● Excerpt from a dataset

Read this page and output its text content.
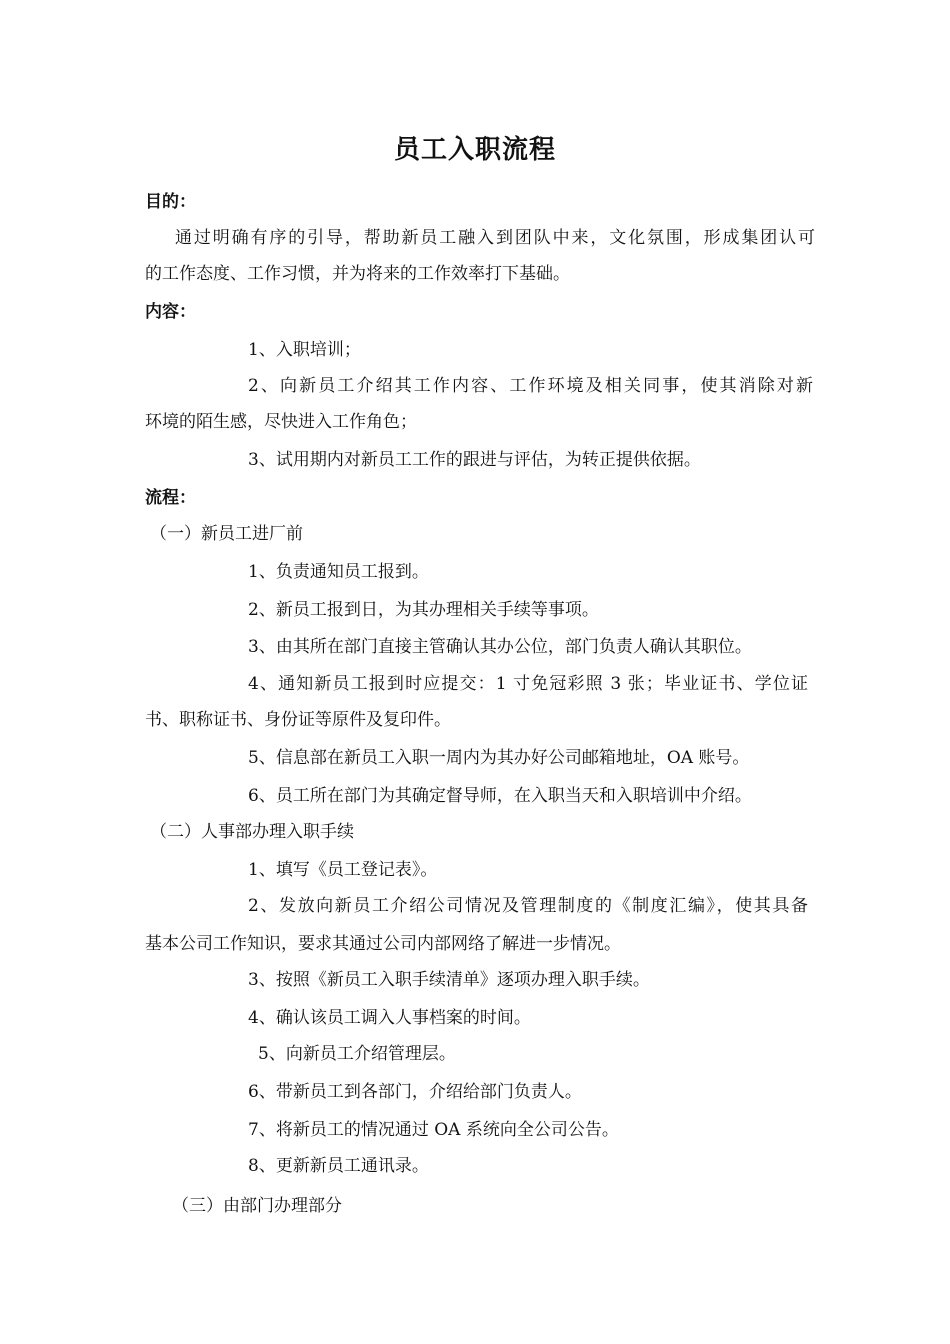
员工入职流程

目的：

通过明确有序的引导，帮助新员工融入到团队中来，文化氛围，形成集团认可

的工作态度、工作习惯，并为将来的工作效率打下基础。

内容：

1、入职培训；

2、向新员工介绍其工作内容、工作环境及相关同事，使其消除对新

环境的陌生感，尽快进入工作角色；

3、试用期内对新员工工作的跟进与评估，为转正提供依据。

流程：

（一）新员工进厂前

1、负责通知员工报到。

2、新员工报到日，为其办理相关手续等事项。

3、由其所在部门直接主管确认其办公位，部门负责人确认其职位。

4、通知新员工报到时应提交：1 寸免冠彩照 3 张；毕业证书、学位证

书、职称证书、身份证等原件及复印件。

5、信息部在新员工入职一周内为其办好公司邮箱地址，OA 账号。

6、员工所在部门为其确定督导师，在入职当天和入职培训中介绍。

（二）人事部办理入职手续

1、填写《员工登记表》。

2、发放向新员工介绍公司情况及管理制度的《制度汇编》，使其具备

基本公司工作知识，要求其通过公司内部网络了解进一步情况。

3、按照《新员工入职手续清单》逐项办理入职手续。

4、确认该员工调入人事档案的时间。

5、向新员工介绍管理层。

6、带新员工到各部门，介绍给部门负责人。

7、将新员工的情况通过 OA 系统向全公司公告。

8、更新新员工通讯录。

（三）由部门办理部分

● Stated task
Every record above should be written out again exactly; the pictures stay out of the copy.

● Written response
Read this page and output its text content.
员工入职流程

目的：

通过明确有序的引导，帮助新员工融入到团队中来，文化氛围，形成集团认可

的工作态度、工作习惯，并为将来的工作效率打下基础。

内容：

1、入职培训；

2、向新员工介绍其工作内容、工作环境及相关同事，使其消除对新

环境的陌生感，尽快进入工作角色；

3、试用期内对新员工工作的跟进与评估，为转正提供依据。

流程：

（一）新员工进厂前

1、负责通知员工报到。

2、新员工报到日，为其办理相关手续等事项。

3、由其所在部门直接主管确认其办公位，部门负责人确认其职位。

4、通知新员工报到时应提交：1 寸免冠彩照 3 张；毕业证书、学位证

书、职称证书、身份证等原件及复印件。

5、信息部在新员工入职一周内为其办好公司邮箱地址，OA 账号。

6、员工所在部门为其确定督导师，在入职当天和入职培训中介绍。

（二）人事部办理入职手续

1、填写《员工登记表》。

2、发放向新员工介绍公司情况及管理制度的《制度汇编》，使其具备

基本公司工作知识，要求其通过公司内部网络了解进一步情况。

3、按照《新员工入职手续清单》逐项办理入职手续。

4、确认该员工调入人事档案的时间。

5、向新员工介绍管理层。

6、带新员工到各部门，介绍给部门负责人。

7、将新员工的情况通过 OA 系统向全公司公告。

8、更新新员工通讯录。

（三）由部门办理部分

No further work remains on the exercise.